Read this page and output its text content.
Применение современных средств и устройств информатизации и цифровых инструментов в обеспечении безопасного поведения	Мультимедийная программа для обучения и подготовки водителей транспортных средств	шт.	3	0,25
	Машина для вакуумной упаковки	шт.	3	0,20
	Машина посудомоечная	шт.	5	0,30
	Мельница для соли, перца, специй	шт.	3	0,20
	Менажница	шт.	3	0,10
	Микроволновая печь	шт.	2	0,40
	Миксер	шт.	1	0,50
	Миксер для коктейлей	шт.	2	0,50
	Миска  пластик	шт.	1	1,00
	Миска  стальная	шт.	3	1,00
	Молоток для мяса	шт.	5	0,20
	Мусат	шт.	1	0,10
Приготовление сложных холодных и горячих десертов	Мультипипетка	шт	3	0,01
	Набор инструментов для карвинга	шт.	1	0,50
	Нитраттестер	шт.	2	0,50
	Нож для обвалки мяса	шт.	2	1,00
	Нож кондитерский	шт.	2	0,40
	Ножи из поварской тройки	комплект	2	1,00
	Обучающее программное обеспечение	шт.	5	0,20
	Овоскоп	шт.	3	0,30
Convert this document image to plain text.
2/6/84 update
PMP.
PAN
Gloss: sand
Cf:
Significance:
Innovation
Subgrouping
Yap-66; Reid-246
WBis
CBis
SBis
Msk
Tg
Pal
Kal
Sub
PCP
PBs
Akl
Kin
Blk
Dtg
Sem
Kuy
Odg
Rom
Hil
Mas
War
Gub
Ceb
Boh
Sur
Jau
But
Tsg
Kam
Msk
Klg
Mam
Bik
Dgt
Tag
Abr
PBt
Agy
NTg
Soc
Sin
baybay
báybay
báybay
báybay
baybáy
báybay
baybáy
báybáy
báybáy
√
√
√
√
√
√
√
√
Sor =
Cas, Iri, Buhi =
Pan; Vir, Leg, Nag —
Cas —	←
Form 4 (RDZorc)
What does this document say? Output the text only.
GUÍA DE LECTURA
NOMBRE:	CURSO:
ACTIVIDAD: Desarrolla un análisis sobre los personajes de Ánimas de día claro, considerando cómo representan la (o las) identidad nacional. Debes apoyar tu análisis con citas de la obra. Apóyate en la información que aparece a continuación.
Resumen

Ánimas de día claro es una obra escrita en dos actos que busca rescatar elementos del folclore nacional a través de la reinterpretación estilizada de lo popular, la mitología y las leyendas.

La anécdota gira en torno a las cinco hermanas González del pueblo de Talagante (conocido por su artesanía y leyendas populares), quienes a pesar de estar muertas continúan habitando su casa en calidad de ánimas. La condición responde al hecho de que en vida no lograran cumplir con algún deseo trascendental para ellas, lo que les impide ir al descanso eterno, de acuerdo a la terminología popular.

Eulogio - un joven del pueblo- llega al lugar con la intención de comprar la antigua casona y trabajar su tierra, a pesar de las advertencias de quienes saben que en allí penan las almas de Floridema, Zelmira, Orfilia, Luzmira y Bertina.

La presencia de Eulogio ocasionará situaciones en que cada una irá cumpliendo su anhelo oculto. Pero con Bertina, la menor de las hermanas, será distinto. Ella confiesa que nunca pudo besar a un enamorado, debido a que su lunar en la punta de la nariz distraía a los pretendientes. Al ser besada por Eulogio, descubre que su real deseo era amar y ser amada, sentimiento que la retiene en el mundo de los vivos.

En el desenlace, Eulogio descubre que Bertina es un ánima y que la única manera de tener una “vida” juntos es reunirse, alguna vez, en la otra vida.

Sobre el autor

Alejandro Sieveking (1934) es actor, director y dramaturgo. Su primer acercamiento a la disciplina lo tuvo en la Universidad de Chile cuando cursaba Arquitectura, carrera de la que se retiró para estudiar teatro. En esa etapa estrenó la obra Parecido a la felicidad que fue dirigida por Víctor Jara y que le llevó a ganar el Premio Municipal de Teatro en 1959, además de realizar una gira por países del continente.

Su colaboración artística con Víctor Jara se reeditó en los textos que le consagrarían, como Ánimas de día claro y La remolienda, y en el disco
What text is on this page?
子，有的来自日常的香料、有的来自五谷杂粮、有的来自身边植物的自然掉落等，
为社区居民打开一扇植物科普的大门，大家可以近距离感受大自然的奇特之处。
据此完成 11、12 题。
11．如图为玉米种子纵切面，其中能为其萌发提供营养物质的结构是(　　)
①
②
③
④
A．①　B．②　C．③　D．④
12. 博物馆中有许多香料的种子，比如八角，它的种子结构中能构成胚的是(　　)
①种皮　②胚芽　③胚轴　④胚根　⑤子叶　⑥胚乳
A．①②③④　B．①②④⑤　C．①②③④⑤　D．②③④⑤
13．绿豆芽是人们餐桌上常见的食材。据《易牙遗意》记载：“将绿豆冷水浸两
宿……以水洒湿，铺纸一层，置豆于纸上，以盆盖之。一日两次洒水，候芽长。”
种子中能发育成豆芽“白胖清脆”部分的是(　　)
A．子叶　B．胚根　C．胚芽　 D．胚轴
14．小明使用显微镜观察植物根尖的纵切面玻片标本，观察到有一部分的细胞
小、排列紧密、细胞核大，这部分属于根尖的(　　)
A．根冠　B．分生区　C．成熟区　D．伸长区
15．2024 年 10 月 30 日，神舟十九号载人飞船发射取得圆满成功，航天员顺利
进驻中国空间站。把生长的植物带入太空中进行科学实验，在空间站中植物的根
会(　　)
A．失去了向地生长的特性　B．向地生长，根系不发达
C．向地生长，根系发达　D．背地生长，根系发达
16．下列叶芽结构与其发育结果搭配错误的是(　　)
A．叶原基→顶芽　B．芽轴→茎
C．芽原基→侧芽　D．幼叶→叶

| Task brief |
Give nothing but the number of lines containing the string "инструментов".

| Output |
2